───── Data listing ─────

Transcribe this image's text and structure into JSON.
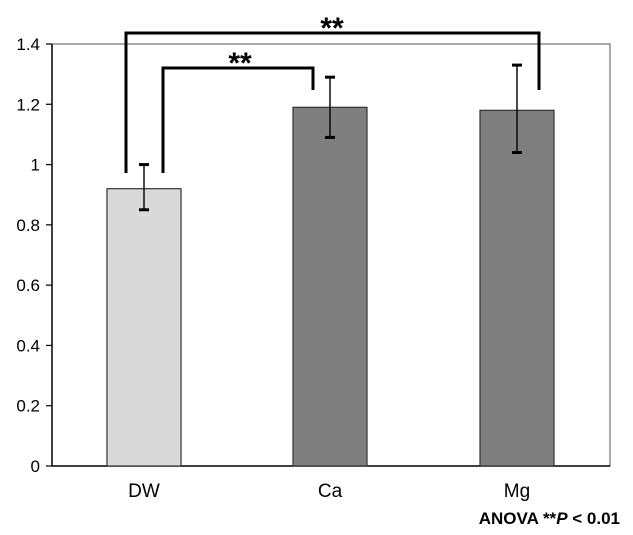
{
  "chart_data": {
    "type": "bar",
    "categories": [
      "DW",
      "Ca",
      "Mg"
    ],
    "values": [
      0.92,
      1.19,
      1.18
    ],
    "error_bars": [
      {
        "lower": 0.85,
        "upper": 1.0
      },
      {
        "lower": 1.09,
        "upper": 1.29
      },
      {
        "lower": 1.04,
        "upper": 1.33
      }
    ],
    "bar_colors": [
      "#d9d9d9",
      "#7f7f7f",
      "#7f7f7f"
    ],
    "ylim": [
      0,
      1.4
    ],
    "y_ticks": [
      0,
      0.2,
      0.4,
      0.6,
      0.8,
      1,
      1.2,
      1.4
    ],
    "y_tick_labels": [
      "0",
      "0.2",
      "0.4",
      "0.6",
      "0.8",
      "1",
      "1.2",
      "1.4"
    ],
    "grid": false,
    "significance": [
      {
        "from": "DW",
        "to": "Ca",
        "label": "**"
      },
      {
        "from": "DW",
        "to": "Mg",
        "label": "**"
      }
    ]
  },
  "note": {
    "prefix": "ANOVA **",
    "p": "P",
    "suffix": " < 0.01"
  }
}
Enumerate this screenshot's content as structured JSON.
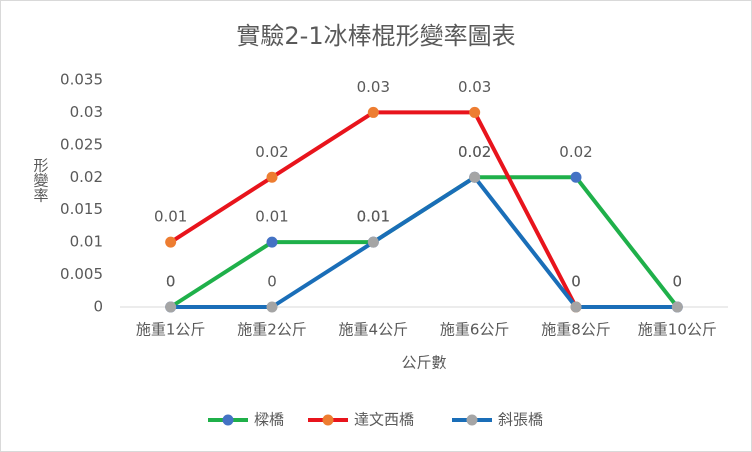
{
  "chart_data": {
    "type": "line",
    "title": "實驗2-1冰棒棍形變率圖表",
    "x_label": "公斤數",
    "y_label": "形變率",
    "categories": [
      "施重1公斤",
      "施重2公斤",
      "施重4公斤",
      "施重6公斤",
      "施重8公斤",
      "施重10公斤"
    ],
    "series": [
      {
        "name": "樑橋",
        "color": "#1fb04a",
        "marker_color": "#4472c4",
        "values": [
          0,
          0.01,
          0.01,
          0.02,
          0.02,
          0
        ]
      },
      {
        "name": "達文西橋",
        "color": "#e8141c",
        "marker_color": "#ed7d31",
        "values": [
          0.01,
          0.02,
          0.03,
          0.03,
          0,
          null
        ]
      },
      {
        "name": "斜張橋",
        "color": "#1a6eb8",
        "marker_color": "#a5a5a5",
        "values": [
          0,
          0,
          0.01,
          0.02,
          0,
          0
        ]
      }
    ],
    "ylim": [
      0,
      0.035
    ],
    "yticks": [
      0,
      0.005,
      0.01,
      0.015,
      0.02,
      0.025,
      0.03,
      0.035
    ],
    "grid": false,
    "legend": "bottom"
  }
}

─────

Where a line contains the string "JSON", extract that line.

Solution to the exercise
Transcribe this image's text and structure into JSON.
Enumerate this screenshot's content as structured JSON.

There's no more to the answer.